Every line of the material that follows must be printed again exactly.
□ □ □ □ □ □ □
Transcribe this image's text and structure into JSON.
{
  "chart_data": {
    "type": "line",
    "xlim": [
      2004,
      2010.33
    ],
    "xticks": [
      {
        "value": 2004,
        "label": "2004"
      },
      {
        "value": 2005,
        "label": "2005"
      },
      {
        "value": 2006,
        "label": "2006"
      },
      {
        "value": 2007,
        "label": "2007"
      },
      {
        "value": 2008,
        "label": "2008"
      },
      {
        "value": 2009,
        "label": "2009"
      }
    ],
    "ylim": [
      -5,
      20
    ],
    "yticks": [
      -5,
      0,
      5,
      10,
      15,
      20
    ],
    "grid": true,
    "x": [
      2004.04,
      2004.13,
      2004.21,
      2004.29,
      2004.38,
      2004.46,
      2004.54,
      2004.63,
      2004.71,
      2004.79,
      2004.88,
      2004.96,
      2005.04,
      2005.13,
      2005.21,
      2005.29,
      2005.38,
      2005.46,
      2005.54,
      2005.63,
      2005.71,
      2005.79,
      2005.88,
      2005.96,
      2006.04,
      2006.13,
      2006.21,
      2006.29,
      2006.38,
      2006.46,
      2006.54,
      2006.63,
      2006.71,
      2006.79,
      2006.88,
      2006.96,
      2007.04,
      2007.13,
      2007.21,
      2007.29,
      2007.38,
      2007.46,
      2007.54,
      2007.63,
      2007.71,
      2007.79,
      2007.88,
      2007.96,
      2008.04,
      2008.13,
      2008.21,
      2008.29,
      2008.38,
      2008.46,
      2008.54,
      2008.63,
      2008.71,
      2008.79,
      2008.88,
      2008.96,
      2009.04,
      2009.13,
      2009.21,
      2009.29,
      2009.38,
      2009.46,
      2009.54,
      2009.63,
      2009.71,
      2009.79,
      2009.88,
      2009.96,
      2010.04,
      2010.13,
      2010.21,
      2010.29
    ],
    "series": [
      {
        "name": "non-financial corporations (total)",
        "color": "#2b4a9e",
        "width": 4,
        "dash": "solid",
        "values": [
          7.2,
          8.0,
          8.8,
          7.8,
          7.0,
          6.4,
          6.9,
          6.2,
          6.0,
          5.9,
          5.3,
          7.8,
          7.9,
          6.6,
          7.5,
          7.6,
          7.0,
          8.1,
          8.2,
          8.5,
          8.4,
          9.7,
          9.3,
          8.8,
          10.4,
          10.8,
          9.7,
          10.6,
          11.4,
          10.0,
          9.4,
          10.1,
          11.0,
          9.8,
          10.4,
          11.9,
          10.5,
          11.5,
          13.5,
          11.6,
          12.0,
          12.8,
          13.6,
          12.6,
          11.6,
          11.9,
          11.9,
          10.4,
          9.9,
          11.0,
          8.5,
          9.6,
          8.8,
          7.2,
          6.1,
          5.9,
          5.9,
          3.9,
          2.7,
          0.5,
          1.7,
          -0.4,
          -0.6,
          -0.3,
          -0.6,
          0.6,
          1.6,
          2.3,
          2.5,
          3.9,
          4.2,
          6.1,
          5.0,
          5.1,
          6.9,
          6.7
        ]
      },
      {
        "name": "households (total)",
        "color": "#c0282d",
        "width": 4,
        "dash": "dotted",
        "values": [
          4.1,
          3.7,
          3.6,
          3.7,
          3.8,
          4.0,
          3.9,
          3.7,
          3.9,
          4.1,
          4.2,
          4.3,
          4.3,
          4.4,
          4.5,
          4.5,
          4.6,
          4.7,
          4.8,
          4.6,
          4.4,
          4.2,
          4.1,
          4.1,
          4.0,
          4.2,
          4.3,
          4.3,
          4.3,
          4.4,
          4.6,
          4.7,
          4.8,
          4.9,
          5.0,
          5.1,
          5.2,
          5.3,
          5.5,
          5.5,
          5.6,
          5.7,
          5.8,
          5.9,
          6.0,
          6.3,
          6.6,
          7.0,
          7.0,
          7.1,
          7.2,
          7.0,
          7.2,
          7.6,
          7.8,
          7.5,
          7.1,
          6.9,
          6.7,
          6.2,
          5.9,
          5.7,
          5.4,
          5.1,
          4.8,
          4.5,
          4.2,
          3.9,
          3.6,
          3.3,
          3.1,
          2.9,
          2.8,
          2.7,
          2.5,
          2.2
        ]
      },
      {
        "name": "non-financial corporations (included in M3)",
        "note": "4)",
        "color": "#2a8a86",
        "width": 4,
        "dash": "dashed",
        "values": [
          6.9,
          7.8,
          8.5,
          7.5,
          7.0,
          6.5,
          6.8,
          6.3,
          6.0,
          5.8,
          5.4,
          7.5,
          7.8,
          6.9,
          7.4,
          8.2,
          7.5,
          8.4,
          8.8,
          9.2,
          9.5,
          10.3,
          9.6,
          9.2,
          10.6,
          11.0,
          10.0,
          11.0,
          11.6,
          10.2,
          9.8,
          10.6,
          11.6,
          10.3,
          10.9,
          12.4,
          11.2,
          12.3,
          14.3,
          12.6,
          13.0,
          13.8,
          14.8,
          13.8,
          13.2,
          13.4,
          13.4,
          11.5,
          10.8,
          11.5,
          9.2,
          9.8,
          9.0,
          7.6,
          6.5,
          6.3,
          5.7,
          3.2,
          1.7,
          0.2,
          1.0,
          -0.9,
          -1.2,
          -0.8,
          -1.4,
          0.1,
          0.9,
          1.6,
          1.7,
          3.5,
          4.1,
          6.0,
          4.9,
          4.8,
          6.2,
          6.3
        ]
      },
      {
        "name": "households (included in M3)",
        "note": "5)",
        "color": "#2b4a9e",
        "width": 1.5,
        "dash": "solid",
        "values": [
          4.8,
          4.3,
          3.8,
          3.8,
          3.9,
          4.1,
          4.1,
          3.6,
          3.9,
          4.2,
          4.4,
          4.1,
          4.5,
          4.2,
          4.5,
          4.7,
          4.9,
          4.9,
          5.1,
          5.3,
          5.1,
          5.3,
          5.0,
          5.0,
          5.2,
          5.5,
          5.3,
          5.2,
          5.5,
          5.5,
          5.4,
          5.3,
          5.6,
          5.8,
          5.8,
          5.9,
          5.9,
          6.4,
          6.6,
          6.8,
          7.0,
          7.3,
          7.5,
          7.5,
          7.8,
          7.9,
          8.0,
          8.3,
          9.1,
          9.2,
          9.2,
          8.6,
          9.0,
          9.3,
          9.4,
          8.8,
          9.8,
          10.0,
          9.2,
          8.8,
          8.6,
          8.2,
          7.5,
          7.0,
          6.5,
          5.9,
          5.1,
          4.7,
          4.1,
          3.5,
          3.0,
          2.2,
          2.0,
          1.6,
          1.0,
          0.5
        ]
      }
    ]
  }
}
□ □ □ □ □ □ □
> _RESULT OF THE TASK_:
Transcribe this image's text and structure into JSON.
{
  "chart_data": {
    "type": "line",
    "xlim": [
      2004,
      2010.33
    ],
    "xticks": [
      {
        "value": 2004,
        "label": "2004"
      },
      {
        "value": 2005,
        "label": "2005"
      },
      {
        "value": 2006,
        "label": "2006"
      },
      {
        "value": 2007,
        "label": "2007"
      },
      {
        "value": 2008,
        "label": "2008"
      },
      {
        "value": 2009,
        "label": "2009"
      }
    ],
    "ylim": [
      -5,
      20
    ],
    "yticks": [
      -5,
      0,
      5,
      10,
      15,
      20
    ],
    "grid": true,
    "x": [
      2004.04,
      2004.13,
      2004.21,
      2004.29,
      2004.38,
      2004.46,
      2004.54,
      2004.63,
      2004.71,
      2004.79,
      2004.88,
      2004.96,
      2005.04,
      2005.13,
      2005.21,
      2005.29,
      2005.38,
      2005.46,
      2005.54,
      2005.63,
      2005.71,
      2005.79,
      2005.88,
      2005.96,
      2006.04,
      2006.13,
      2006.21,
      2006.29,
      2006.38,
      2006.46,
      2006.54,
      2006.63,
      2006.71,
      2006.79,
      2006.88,
      2006.96,
      2007.04,
      2007.13,
      2007.21,
      2007.29,
      2007.38,
      2007.46,
      2007.54,
      2007.63,
      2007.71,
      2007.79,
      2007.88,
      2007.96,
      2008.04,
      2008.13,
      2008.21,
      2008.29,
      2008.38,
      2008.46,
      2008.54,
      2008.63,
      2008.71,
      2008.79,
      2008.88,
      2008.96,
      2009.04,
      2009.13,
      2009.21,
      2009.29,
      2009.38,
      2009.46,
      2009.54,
      2009.63,
      2009.71,
      2009.79,
      2009.88,
      2009.96,
      2010.04,
      2010.13,
      2010.21,
      2010.29
    ],
    "series": [
      {
        "name": "non-financial corporations (total)",
        "color": "#2b4a9e",
        "width": 4,
        "dash": "solid",
        "values": [
          7.2,
          8.0,
          8.8,
          7.8,
          7.0,
          6.4,
          6.9,
          6.2,
          6.0,
          5.9,
          5.3,
          7.8,
          7.9,
          6.6,
          7.5,
          7.6,
          7.0,
          8.1,
          8.2,
          8.5,
          8.4,
          9.7,
          9.3,
          8.8,
          10.4,
          10.8,
          9.7,
          10.6,
          11.4,
          10.0,
          9.4,
          10.1,
          11.0,
          9.8,
          10.4,
          11.9,
          10.5,
          11.5,
          13.5,
          11.6,
          12.0,
          12.8,
          13.6,
          12.6,
          11.6,
          11.9,
          11.9,
          10.4,
          9.9,
          11.0,
          8.5,
          9.6,
          8.8,
          7.2,
          6.1,
          5.9,
          5.9,
          3.9,
          2.7,
          0.5,
          1.7,
          -0.4,
          -0.6,
          -0.3,
          -0.6,
          0.6,
          1.6,
          2.3,
          2.5,
          3.9,
          4.2,
          6.1,
          5.0,
          5.1,
          6.9,
          6.7
        ]
      },
      {
        "name": "households (total)",
        "color": "#c0282d",
        "width": 4,
        "dash": "dotted",
        "values": [
          4.1,
          3.7,
          3.6,
          3.7,
          3.8,
          4.0,
          3.9,
          3.7,
          3.9,
          4.1,
          4.2,
          4.3,
          4.3,
          4.4,
          4.5,
          4.5,
          4.6,
          4.7,
          4.8,
          4.6,
          4.4,
          4.2,
          4.1,
          4.1,
          4.0,
          4.2,
          4.3,
          4.3,
          4.3,
          4.4,
          4.6,
          4.7,
          4.8,
          4.9,
          5.0,
          5.1,
          5.2,
          5.3,
          5.5,
          5.5,
          5.6,
          5.7,
          5.8,
          5.9,
          6.0,
          6.3,
          6.6,
          7.0,
          7.0,
          7.1,
          7.2,
          7.0,
          7.2,
          7.6,
          7.8,
          7.5,
          7.1,
          6.9,
          6.7,
          6.2,
          5.9,
          5.7,
          5.4,
          5.1,
          4.8,
          4.5,
          4.2,
          3.9,
          3.6,
          3.3,
          3.1,
          2.9,
          2.8,
          2.7,
          2.5,
          2.2
        ]
      },
      {
        "name": "non-financial corporations (included in M3)",
        "note": "4)",
        "color": "#2a8a86",
        "width": 4,
        "dash": "dashed",
        "values": [
          6.9,
          7.8,
          8.5,
          7.5,
          7.0,
          6.5,
          6.8,
          6.3,
          6.0,
          5.8,
          5.4,
          7.5,
          7.8,
          6.9,
          7.4,
          8.2,
          7.5,
          8.4,
          8.8,
          9.2,
          9.5,
          10.3,
          9.6,
          9.2,
          10.6,
          11.0,
          10.0,
          11.0,
          11.6,
          10.2,
          9.8,
          10.6,
          11.6,
          10.3,
          10.9,
          12.4,
          11.2,
          12.3,
          14.3,
          12.6,
          13.0,
          13.8,
          14.8,
          13.8,
          13.2,
          13.4,
          13.4,
          11.5,
          10.8,
          11.5,
          9.2,
          9.8,
          9.0,
          7.6,
          6.5,
          6.3,
          5.7,
          3.2,
          1.7,
          0.2,
          1.0,
          -0.9,
          -1.2,
          -0.8,
          -1.4,
          0.1,
          0.9,
          1.6,
          1.7,
          3.5,
          4.1,
          6.0,
          4.9,
          4.8,
          6.2,
          6.3
        ]
      },
      {
        "name": "households (included in M3)",
        "note": "5)",
        "color": "#2b4a9e",
        "width": 1.5,
        "dash": "solid",
        "values": [
          4.8,
          4.3,
          3.8,
          3.8,
          3.9,
          4.1,
          4.1,
          3.6,
          3.9,
          4.2,
          4.4,
          4.1,
          4.5,
          4.2,
          4.5,
          4.7,
          4.9,
          4.9,
          5.1,
          5.3,
          5.1,
          5.3,
          5.0,
          5.0,
          5.2,
          5.5,
          5.3,
          5.2,
          5.5,
          5.5,
          5.4,
          5.3,
          5.6,
          5.8,
          5.8,
          5.9,
          5.9,
          6.4,
          6.6,
          6.8,
          7.0,
          7.3,
          7.5,
          7.5,
          7.8,
          7.9,
          8.0,
          8.3,
          9.1,
          9.2,
          9.2,
          8.6,
          9.0,
          9.3,
          9.4,
          8.8,
          9.8,
          10.0,
          9.2,
          8.8,
          8.6,
          8.2,
          7.5,
          7.0,
          6.5,
          5.9,
          5.1,
          4.7,
          4.1,
          3.5,
          3.0,
          2.2,
          2.0,
          1.6,
          1.0,
          0.5
        ]
      }
    ]
  }
}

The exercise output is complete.